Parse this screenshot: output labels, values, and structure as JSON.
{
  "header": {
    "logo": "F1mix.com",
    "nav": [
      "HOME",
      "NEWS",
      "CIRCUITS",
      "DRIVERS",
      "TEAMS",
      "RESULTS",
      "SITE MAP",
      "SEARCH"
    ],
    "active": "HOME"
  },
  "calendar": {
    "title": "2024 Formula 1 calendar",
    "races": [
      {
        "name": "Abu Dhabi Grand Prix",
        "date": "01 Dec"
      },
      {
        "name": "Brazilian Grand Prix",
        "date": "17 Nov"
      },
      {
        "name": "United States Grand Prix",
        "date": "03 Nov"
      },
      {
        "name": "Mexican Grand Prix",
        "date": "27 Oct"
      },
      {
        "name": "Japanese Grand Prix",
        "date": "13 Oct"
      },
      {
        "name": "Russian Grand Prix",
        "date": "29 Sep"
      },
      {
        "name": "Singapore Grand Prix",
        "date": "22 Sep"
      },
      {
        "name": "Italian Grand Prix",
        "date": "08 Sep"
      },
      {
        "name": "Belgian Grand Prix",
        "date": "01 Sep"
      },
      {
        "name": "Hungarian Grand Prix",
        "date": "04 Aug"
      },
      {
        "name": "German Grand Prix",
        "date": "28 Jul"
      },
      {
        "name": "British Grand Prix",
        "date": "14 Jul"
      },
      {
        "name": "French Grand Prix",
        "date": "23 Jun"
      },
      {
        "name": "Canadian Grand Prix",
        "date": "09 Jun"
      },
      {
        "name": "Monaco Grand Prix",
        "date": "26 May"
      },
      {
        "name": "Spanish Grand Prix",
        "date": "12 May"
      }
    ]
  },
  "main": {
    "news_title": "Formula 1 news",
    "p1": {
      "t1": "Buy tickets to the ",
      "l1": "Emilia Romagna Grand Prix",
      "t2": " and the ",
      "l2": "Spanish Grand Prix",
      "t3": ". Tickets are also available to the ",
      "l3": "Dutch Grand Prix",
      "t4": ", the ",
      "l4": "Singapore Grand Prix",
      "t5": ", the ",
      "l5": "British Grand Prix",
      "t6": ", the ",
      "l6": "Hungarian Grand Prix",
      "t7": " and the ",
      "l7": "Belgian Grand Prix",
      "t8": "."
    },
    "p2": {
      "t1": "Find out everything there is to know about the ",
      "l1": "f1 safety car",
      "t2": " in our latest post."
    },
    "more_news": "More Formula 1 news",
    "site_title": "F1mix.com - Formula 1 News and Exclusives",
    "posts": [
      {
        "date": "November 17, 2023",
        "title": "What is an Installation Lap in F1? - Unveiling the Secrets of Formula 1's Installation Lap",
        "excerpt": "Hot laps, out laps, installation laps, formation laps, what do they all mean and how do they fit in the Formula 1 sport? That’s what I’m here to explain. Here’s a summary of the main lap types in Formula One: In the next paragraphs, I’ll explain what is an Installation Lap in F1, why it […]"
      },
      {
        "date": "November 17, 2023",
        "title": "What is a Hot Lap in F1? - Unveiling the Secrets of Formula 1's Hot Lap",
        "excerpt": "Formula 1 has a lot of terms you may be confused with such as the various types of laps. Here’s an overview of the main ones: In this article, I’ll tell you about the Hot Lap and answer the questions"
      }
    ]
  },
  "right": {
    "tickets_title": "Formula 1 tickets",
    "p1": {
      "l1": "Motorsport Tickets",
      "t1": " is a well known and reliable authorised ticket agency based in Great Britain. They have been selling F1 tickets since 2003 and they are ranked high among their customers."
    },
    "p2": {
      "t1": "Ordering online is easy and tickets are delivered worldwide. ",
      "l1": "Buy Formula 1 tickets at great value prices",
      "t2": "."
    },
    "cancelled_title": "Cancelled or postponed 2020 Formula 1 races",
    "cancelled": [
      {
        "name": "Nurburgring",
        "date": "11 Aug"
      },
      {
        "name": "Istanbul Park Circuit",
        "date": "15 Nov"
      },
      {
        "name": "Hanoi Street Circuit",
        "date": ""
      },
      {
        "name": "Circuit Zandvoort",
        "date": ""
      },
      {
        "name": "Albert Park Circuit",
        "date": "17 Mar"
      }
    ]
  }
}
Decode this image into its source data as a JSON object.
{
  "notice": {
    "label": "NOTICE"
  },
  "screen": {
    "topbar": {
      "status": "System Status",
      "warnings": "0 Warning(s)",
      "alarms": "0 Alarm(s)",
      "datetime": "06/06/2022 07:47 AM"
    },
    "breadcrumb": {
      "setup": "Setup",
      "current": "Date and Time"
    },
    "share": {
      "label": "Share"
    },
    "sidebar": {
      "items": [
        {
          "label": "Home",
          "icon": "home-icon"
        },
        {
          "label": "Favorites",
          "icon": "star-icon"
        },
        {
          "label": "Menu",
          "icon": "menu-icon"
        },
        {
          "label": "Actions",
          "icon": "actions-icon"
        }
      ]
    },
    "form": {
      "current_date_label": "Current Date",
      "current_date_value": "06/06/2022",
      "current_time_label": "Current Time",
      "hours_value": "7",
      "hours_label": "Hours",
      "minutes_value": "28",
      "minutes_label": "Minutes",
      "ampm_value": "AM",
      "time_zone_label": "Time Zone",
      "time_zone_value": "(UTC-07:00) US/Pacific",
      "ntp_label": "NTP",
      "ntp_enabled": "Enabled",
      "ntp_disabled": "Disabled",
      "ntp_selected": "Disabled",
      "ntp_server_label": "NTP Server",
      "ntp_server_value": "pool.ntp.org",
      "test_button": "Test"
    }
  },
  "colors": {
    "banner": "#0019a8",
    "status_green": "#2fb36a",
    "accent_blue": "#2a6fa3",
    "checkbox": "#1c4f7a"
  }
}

-------

== TASK DETAILS ==
Reproduce the complete set of lines precisely as supplied.

== RESPONSE FOR THIS EXERCISE ==
Parse this screenshot: output labels, values, and structure as JSON.
{
  "header": {
    "logo": "F1mix.com",
    "nav": [
      "HOME",
      "NEWS",
      "CIRCUITS",
      "DRIVERS",
      "TEAMS",
      "RESULTS",
      "SITE MAP",
      "SEARCH"
    ],
    "active": "HOME"
  },
  "calendar": {
    "title": "2024 Formula 1 calendar",
    "races": [
      {
        "name": "Abu Dhabi Grand Prix",
        "date": "01 Dec"
      },
      {
        "name": "Brazilian Grand Prix",
        "date": "17 Nov"
      },
      {
        "name": "United States Grand Prix",
        "date": "03 Nov"
      },
      {
        "name": "Mexican Grand Prix",
        "date": "27 Oct"
      },
      {
        "name": "Japanese Grand Prix",
        "date": "13 Oct"
      },
      {
        "name": "Russian Grand Prix",
        "date": "29 Sep"
      },
      {
        "name": "Singapore Grand Prix",
        "date": "22 Sep"
      },
      {
        "name": "Italian Grand Prix",
        "date": "08 Sep"
      },
      {
        "name": "Belgian Grand Prix",
        "date": "01 Sep"
      },
      {
        "name": "Hungarian Grand Prix",
        "date": "04 Aug"
      },
      {
        "name": "German Grand Prix",
        "date": "28 Jul"
      },
      {
        "name": "British Grand Prix",
        "date": "14 Jul"
      },
      {
        "name": "French Grand Prix",
        "date": "23 Jun"
      },
      {
        "name": "Canadian Grand Prix",
        "date": "09 Jun"
      },
      {
        "name": "Monaco Grand Prix",
        "date": "26 May"
      },
      {
        "name": "Spanish Grand Prix",
        "date": "12 May"
      }
    ]
  },
  "main": {
    "news_title": "Formula 1 news",
    "p1": {
      "t1": "Buy tickets to the ",
      "l1": "Emilia Romagna Grand Prix",
      "t2": " and the ",
      "l2": "Spanish Grand Prix",
      "t3": ". Tickets are also available to the ",
      "l3": "Dutch Grand Prix",
      "t4": ", the ",
      "l4": "Singapore Grand Prix",
      "t5": ", the ",
      "l5": "British Grand Prix",
      "t6": ", the ",
      "l6": "Hungarian Grand Prix",
      "t7": " and the ",
      "l7": "Belgian Grand Prix",
      "t8": "."
    },
    "p2": {
      "t1": "Find out everything there is to know about the ",
      "l1": "f1 safety car",
      "t2": " in our latest post."
    },
    "more_news": "More Formula 1 news",
    "site_title": "F1mix.com - Formula 1 News and Exclusives",
    "posts": [
      {
        "date": "November 17, 2023",
        "title": "What is an Installation Lap in F1? - Unveiling the Secrets of Formula 1's Installation Lap",
        "excerpt": "Hot laps, out laps, installation laps, formation laps, what do they all mean and how do they fit in the Formula 1 sport? That’s what I’m here to explain. Here’s a summary of the main lap types in Formula One: In the next paragraphs, I’ll explain what is an Installation Lap in F1, why it […]"
      },
      {
        "date": "November 17, 2023",
        "title": "What is a Hot Lap in F1? - Unveiling the Secrets of Formula 1's Hot Lap",
        "excerpt": "Formula 1 has a lot of terms you may be confused with such as the various types of laps. Here’s an overview of the main ones: In this article, I’ll tell you about the Hot Lap and answer the questions"
      }
    ]
  },
  "right": {
    "tickets_title": "Formula 1 tickets",
    "p1": {
      "l1": "Motorsport Tickets",
      "t1": " is a well known and reliable authorised ticket agency based in Great Britain. They have been selling F1 tickets since 2003 and they are ranked high among their customers."
    },
    "p2": {
      "t1": "Ordering online is easy and tickets are delivered worldwide. ",
      "l1": "Buy Formula 1 tickets at great value prices",
      "t2": "."
    },
    "cancelled_title": "Cancelled or postponed 2020 Formula 1 races",
    "cancelled": [
      {
        "name": "Nurburgring",
        "date": "11 Aug"
      },
      {
        "name": "Istanbul Park Circuit",
        "date": "15 Nov"
      },
      {
        "name": "Hanoi Street Circuit",
        "date": ""
      },
      {
        "name": "Circuit Zandvoort",
        "date": ""
      },
      {
        "name": "Albert Park Circuit",
        "date": "17 Mar"
      }
    ]
  }
}
Decode this image into its source data as a JSON object.
{
  "notice": {
    "label": "NOTICE"
  },
  "screen": {
    "topbar": {
      "status": "System Status",
      "warnings": "0 Warning(s)",
      "alarms": "0 Alarm(s)",
      "datetime": "06/06/2022 07:47 AM"
    },
    "breadcrumb": {
      "setup": "Setup",
      "current": "Date and Time"
    },
    "share": {
      "label": "Share"
    },
    "sidebar": {
      "items": [
        {
          "label": "Home",
          "icon": "home-icon"
        },
        {
          "label": "Favorites",
          "icon": "star-icon"
        },
        {
          "label": "Menu",
          "icon": "menu-icon"
        },
        {
          "label": "Actions",
          "icon": "actions-icon"
        }
      ]
    },
    "form": {
      "current_date_label": "Current Date",
      "current_date_value": "06/06/2022",
      "current_time_label": "Current Time",
      "hours_value": "7",
      "hours_label": "Hours",
      "minutes_value": "28",
      "minutes_label": "Minutes",
      "ampm_value": "AM",
      "time_zone_label": "Time Zone",
      "time_zone_value": "(UTC-07:00) US/Pacific",
      "ntp_label": "NTP",
      "ntp_enabled": "Enabled",
      "ntp_disabled": "Disabled",
      "ntp_selected": "Disabled",
      "ntp_server_label": "NTP Server",
      "ntp_server_value": "pool.ntp.org",
      "test_button": "Test"
    }
  },
  "colors": {
    "banner": "#0019a8",
    "status_green": "#2fb36a",
    "accent_blue": "#2a6fa3",
    "checkbox": "#1c4f7a"
  }
}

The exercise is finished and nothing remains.